__Task goal__:
The full data, repeated exactly, is the only answer needed.

__Records supplied__:

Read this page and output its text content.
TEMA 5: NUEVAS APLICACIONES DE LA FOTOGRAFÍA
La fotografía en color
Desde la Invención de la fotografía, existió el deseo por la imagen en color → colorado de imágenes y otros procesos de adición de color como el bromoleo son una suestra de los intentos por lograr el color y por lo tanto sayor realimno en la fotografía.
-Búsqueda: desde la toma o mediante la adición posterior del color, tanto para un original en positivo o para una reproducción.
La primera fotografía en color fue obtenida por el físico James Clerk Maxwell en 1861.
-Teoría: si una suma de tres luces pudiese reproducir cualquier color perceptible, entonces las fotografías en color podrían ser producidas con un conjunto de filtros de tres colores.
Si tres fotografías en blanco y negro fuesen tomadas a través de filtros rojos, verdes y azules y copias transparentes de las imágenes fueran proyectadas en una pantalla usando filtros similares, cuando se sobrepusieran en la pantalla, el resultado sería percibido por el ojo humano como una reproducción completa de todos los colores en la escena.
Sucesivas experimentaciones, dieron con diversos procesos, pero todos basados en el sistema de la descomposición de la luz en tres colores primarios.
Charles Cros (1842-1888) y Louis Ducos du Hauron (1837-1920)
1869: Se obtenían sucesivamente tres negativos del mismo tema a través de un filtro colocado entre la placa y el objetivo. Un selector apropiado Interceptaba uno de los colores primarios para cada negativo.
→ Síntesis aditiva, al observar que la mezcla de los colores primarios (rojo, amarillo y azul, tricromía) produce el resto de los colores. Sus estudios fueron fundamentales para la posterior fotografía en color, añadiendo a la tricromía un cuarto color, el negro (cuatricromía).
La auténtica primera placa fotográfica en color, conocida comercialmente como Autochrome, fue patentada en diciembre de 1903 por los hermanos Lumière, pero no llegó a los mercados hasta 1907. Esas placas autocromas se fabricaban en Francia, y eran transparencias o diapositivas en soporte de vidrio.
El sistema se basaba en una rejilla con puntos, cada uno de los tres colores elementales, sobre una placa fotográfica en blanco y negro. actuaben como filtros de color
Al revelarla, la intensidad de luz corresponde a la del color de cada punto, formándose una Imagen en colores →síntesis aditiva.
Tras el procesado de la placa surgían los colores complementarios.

__Written reply__:
Read this page and output its text content.
TEMA 5: NUEVAS APLICACIONES DE LA FOTOGRAFÍA
La fotografía en color
Desde la Invención de la fotografía, existió el deseo por la imagen en color → colorado de imágenes y otros procesos de adición de color como el bromoleo son una suestra de los intentos por lograr el color y por lo tanto sayor realimno en la fotografía.
-Búsqueda: desde la toma o mediante la adición posterior del color, tanto para un original en positivo o para una reproducción.
La primera fotografía en color fue obtenida por el físico James Clerk Maxwell en 1861.
-Teoría: si una suma de tres luces pudiese reproducir cualquier color perceptible, entonces las fotografías en color podrían ser producidas con un conjunto de filtros de tres colores.
Si tres fotografías en blanco y negro fuesen tomadas a través de filtros rojos, verdes y azules y copias transparentes de las imágenes fueran proyectadas en una pantalla usando filtros similares, cuando se sobrepusieran en la pantalla, el resultado sería percibido por el ojo humano como una reproducción completa de todos los colores en la escena.
Sucesivas experimentaciones, dieron con diversos procesos, pero todos basados en el sistema de la descomposición de la luz en tres colores primarios.
Charles Cros (1842-1888) y Louis Ducos du Hauron (1837-1920)
1869: Se obtenían sucesivamente tres negativos del mismo tema a través de un filtro colocado entre la placa y el objetivo. Un selector apropiado Interceptaba uno de los colores primarios para cada negativo.
→ Síntesis aditiva, al observar que la mezcla de los colores primarios (rojo, amarillo y azul, tricromía) produce el resto de los colores. Sus estudios fueron fundamentales para la posterior fotografía en color, añadiendo a la tricromía un cuarto color, el negro (cuatricromía).
La auténtica primera placa fotográfica en color, conocida comercialmente como Autochrome, fue patentada en diciembre de 1903 por los hermanos Lumière, pero no llegó a los mercados hasta 1907. Esas placas autocromas se fabricaban en Francia, y eran transparencias o diapositivas en soporte de vidrio.
El sistema se basaba en una rejilla con puntos, cada uno de los tres colores elementales, sobre una placa fotográfica en blanco y negro. actuaben como filtros de color
Al revelarla, la intensidad de luz corresponde a la del color de cada punto, formándose una Imagen en colores →síntesis aditiva.
Tras el procesado de la placa surgían los colores complementarios.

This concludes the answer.